(DO THIS): Lines containing the word "page" should be extracted in full.

(A run of records)
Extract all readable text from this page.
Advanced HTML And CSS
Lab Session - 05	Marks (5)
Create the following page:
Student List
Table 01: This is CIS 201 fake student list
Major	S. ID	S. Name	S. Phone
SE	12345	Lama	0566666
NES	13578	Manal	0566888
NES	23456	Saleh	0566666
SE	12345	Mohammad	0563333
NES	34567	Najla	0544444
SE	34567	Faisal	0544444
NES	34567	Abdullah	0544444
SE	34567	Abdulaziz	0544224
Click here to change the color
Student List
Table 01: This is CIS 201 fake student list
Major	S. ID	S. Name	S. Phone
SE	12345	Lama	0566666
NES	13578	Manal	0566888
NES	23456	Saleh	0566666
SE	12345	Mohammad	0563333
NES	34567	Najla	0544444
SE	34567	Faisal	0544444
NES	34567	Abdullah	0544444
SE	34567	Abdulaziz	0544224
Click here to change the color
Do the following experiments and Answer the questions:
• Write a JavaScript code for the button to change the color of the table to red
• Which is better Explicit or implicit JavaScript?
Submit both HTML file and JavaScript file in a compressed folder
---
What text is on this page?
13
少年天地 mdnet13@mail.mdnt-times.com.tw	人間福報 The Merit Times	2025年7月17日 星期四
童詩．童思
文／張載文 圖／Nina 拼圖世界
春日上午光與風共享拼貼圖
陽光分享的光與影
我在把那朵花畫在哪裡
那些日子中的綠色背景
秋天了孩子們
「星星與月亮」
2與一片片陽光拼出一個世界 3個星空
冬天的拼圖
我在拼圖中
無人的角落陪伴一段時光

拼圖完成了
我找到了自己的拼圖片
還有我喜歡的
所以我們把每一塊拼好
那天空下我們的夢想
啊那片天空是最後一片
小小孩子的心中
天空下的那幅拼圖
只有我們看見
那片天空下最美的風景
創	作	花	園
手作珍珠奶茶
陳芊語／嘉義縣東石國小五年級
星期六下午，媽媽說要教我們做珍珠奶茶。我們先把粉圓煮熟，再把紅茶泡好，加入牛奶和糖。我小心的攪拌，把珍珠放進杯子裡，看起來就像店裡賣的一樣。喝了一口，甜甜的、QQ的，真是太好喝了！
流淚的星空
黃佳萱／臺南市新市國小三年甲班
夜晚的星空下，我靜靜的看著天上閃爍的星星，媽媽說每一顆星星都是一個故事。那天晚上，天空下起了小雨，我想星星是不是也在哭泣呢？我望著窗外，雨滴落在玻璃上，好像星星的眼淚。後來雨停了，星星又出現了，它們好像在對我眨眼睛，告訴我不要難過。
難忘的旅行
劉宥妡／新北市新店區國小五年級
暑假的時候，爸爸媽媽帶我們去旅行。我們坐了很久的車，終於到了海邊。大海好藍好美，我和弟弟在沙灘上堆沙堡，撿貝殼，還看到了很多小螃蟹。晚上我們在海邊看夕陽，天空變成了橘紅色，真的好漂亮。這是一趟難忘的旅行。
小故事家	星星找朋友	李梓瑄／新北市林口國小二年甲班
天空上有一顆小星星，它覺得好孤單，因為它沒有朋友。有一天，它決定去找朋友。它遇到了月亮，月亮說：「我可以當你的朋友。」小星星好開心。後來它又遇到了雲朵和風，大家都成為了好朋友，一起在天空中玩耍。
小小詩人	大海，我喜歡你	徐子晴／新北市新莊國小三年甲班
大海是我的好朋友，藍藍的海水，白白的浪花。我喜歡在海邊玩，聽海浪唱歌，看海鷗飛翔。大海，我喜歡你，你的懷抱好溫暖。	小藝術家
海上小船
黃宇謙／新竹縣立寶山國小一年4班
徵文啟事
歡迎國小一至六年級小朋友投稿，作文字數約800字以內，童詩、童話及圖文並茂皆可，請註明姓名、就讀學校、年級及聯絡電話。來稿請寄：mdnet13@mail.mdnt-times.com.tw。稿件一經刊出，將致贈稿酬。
...
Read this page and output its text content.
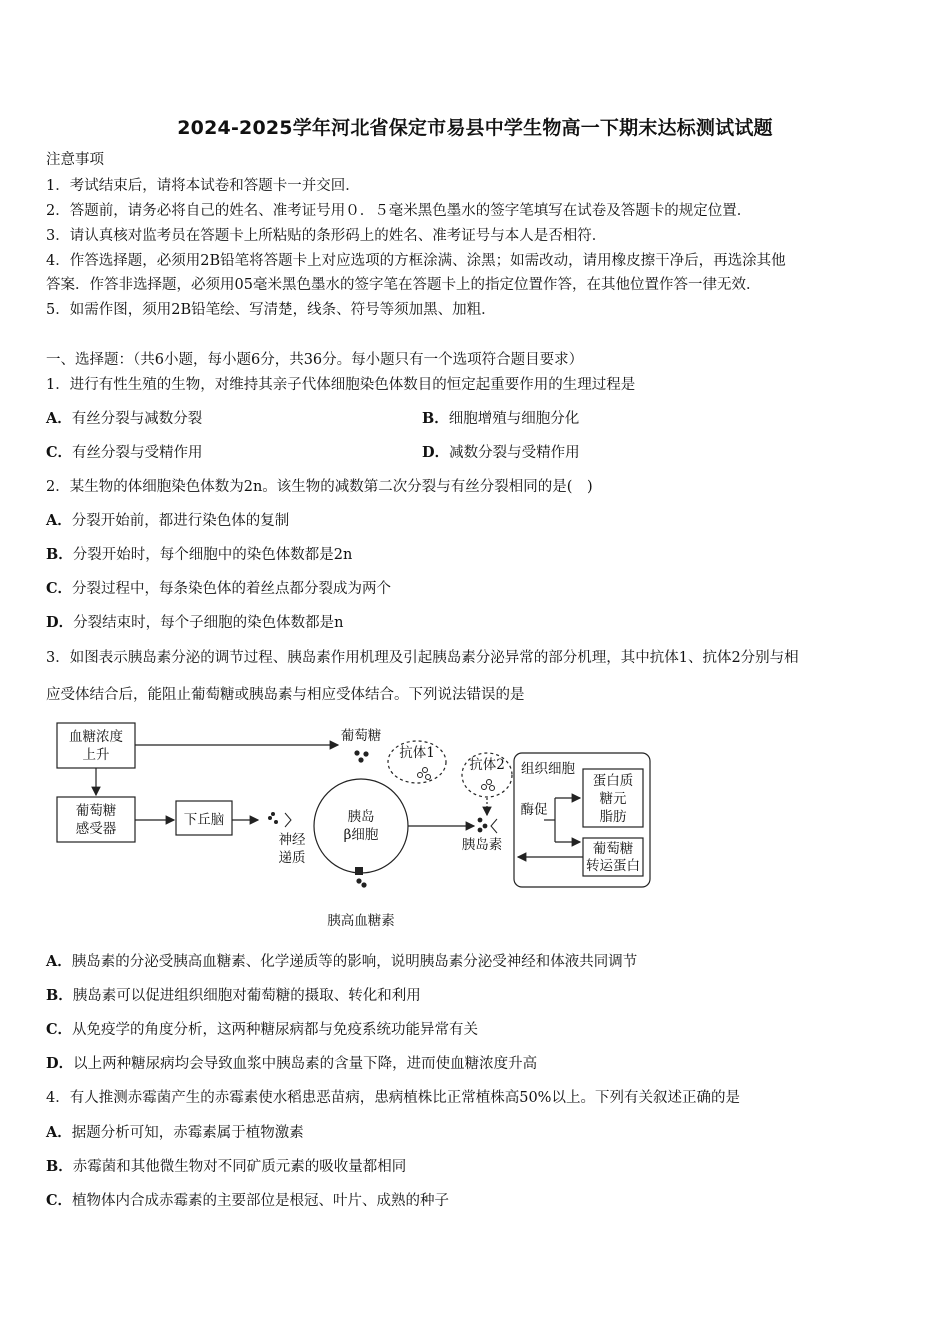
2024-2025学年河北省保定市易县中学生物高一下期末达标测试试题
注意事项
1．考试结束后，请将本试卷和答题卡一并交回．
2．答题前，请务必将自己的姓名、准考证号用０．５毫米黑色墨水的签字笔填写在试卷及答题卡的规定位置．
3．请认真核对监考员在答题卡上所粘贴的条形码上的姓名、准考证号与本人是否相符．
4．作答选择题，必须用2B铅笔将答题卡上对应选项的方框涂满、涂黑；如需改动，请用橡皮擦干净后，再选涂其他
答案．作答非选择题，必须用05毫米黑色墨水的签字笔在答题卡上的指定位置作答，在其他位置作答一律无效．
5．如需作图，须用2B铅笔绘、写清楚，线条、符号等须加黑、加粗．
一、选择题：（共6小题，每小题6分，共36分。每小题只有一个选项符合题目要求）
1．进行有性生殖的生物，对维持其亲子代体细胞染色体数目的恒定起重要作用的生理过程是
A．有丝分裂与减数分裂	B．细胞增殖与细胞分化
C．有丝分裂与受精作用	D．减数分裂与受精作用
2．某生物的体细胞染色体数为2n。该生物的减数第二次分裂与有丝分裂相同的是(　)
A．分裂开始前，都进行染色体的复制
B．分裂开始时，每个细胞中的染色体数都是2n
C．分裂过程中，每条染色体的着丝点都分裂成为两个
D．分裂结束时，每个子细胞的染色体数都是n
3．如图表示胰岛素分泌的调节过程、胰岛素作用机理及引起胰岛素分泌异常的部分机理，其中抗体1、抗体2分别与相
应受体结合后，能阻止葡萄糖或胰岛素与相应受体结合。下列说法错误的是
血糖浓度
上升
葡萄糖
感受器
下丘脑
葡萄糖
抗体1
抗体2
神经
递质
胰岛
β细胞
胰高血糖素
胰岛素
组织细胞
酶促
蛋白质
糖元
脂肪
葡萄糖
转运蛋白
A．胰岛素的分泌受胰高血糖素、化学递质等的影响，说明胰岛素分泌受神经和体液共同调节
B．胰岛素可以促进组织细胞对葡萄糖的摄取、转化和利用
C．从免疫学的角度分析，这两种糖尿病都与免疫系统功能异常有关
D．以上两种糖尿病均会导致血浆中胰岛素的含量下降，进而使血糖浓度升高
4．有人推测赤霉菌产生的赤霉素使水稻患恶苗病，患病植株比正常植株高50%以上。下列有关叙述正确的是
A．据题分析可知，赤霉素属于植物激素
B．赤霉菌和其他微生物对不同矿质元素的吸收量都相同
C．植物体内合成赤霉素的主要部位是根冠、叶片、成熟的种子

(RESULT OF THIS EXERCISE):
Extract all readable text from this page.
Create the following page:
What text is on this page?
Read this page and output its text content.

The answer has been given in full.